(Dataset records)

**********

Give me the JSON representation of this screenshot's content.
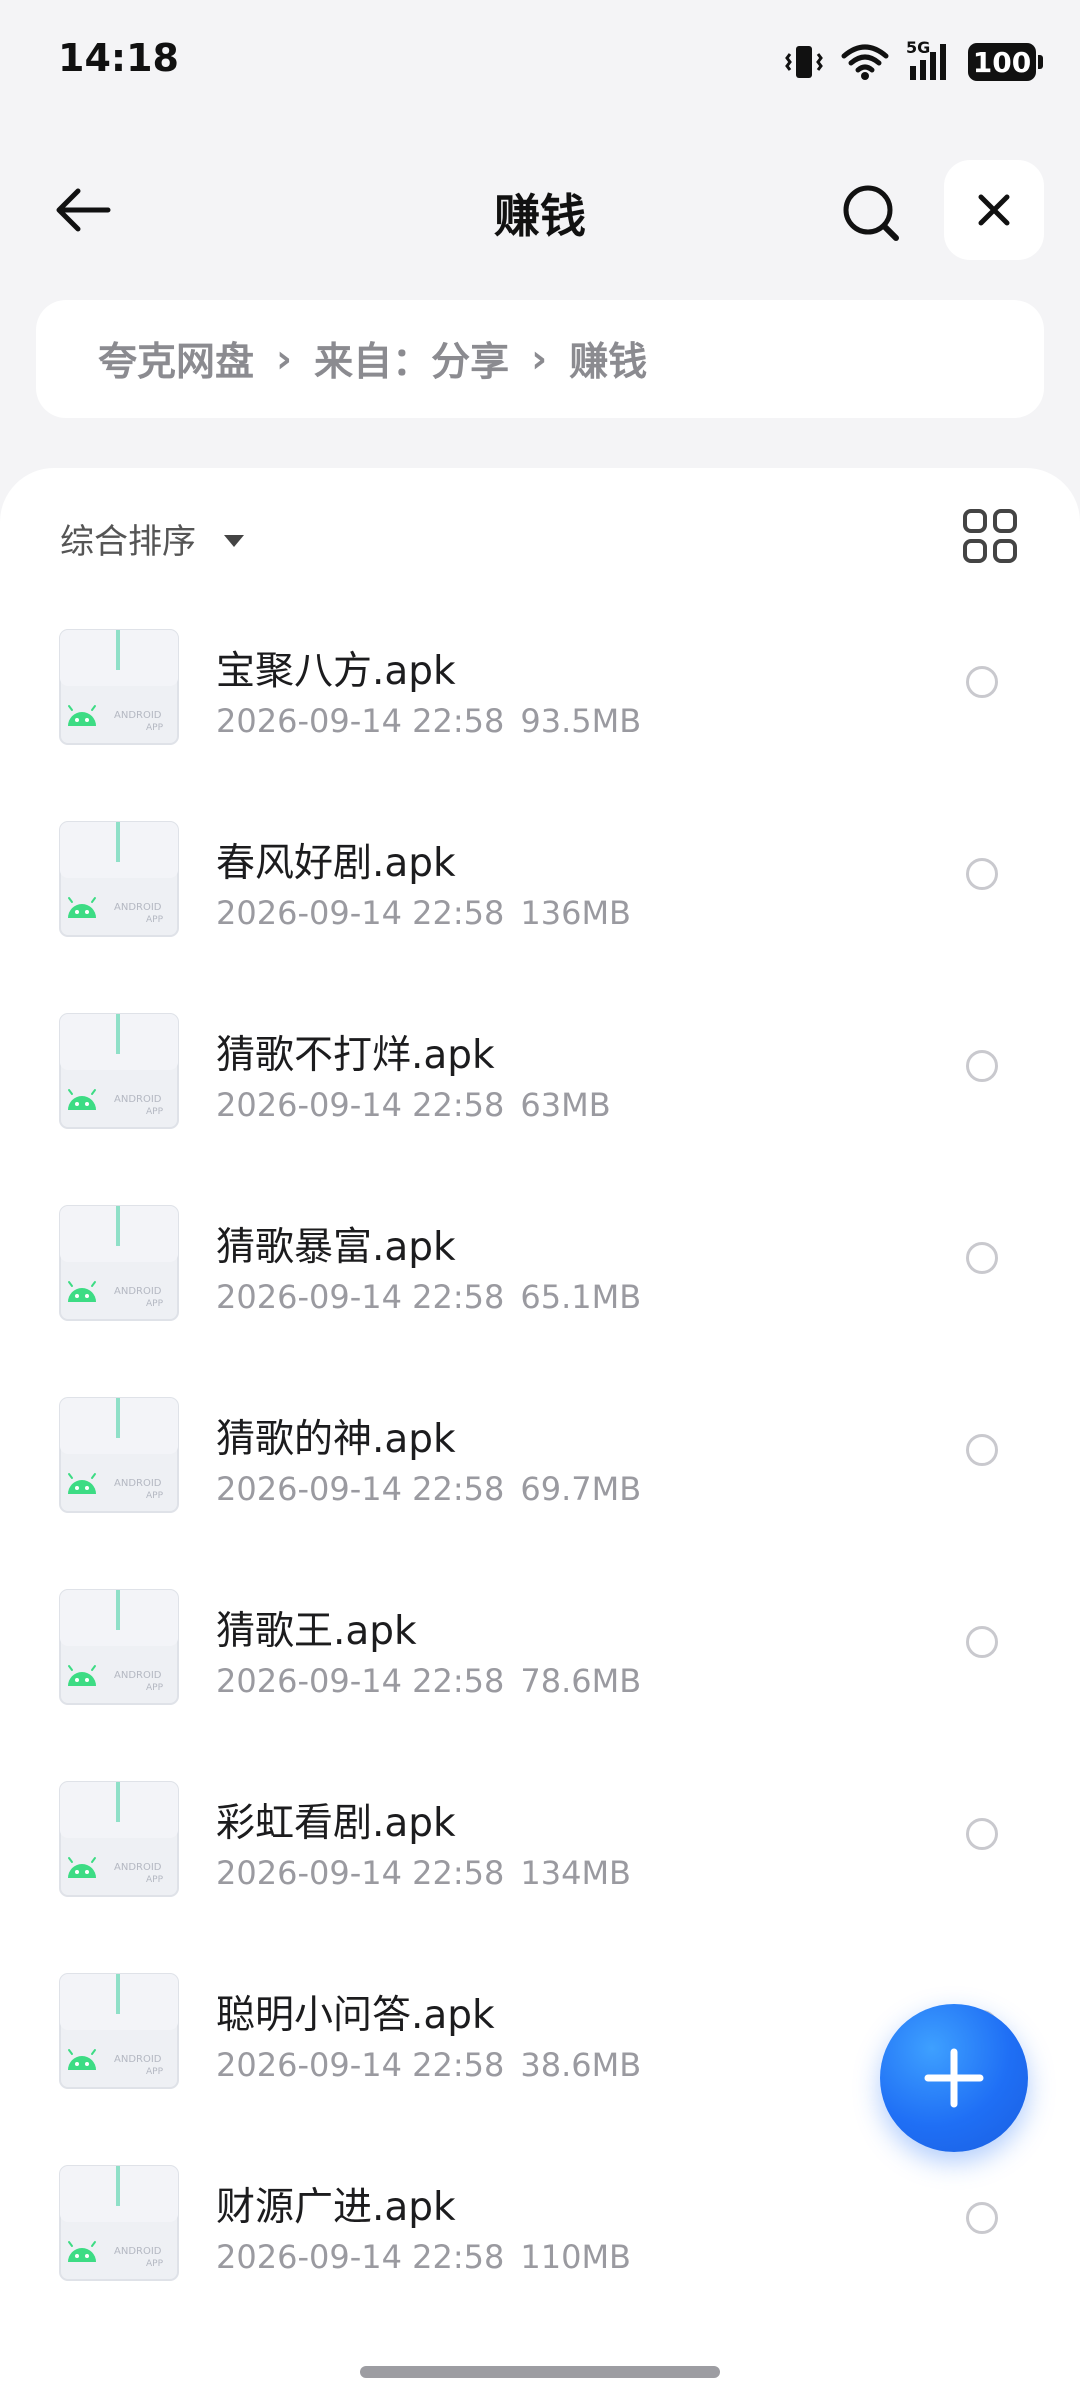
{
  "status_bar": {
    "time": "14:18",
    "network": "5G",
    "battery": "100"
  },
  "header": {
    "title": "赚钱"
  },
  "breadcrumb": [
    "夸克网盘",
    "来自：分享",
    "赚钱"
  ],
  "sort": {
    "label": "综合排序"
  },
  "files": [
    {
      "name": "宝聚八方.apk",
      "date": "2026-09-14 22:58",
      "size": "93.5MB"
    },
    {
      "name": "春风好剧.apk",
      "date": "2026-09-14 22:58",
      "size": "136MB"
    },
    {
      "name": "猜歌不打烊.apk",
      "date": "2026-09-14 22:58",
      "size": "63MB"
    },
    {
      "name": "猜歌暴富.apk",
      "date": "2026-09-14 22:58",
      "size": "65.1MB"
    },
    {
      "name": "猜歌的神.apk",
      "date": "2026-09-14 22:58",
      "size": "69.7MB"
    },
    {
      "name": "猜歌王.apk",
      "date": "2026-09-14 22:58",
      "size": "78.6MB"
    },
    {
      "name": "彩虹看剧.apk",
      "date": "2026-09-14 22:58",
      "size": "134MB"
    },
    {
      "name": "聪明小问答.apk",
      "date": "2026-09-14 22:58",
      "size": "38.6MB"
    },
    {
      "name": "财源广进.apk",
      "date": "2026-09-14 22:58",
      "size": "110MB"
    }
  ],
  "file_icon": {
    "line1": "ANDROID",
    "line2": "APP"
  },
  "colors": {
    "accent": "#1f6ff5",
    "android_green": "#3ddc84",
    "background": "#f4f4f6"
  }
}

**********

# The problem
Locate all lines that include the word "name" and copy them out.

# Written answer
      "name": "宝聚八方.apk",
      "name": "春风好剧.apk",
      "name": "猜歌不打烊.apk",
      "name": "猜歌暴富.apk",
      "name": "猜歌的神.apk",
      "name": "猜歌王.apk",
      "name": "彩虹看剧.apk",
      "name": "聪明小问答.apk",
      "name": "财源广进.apk",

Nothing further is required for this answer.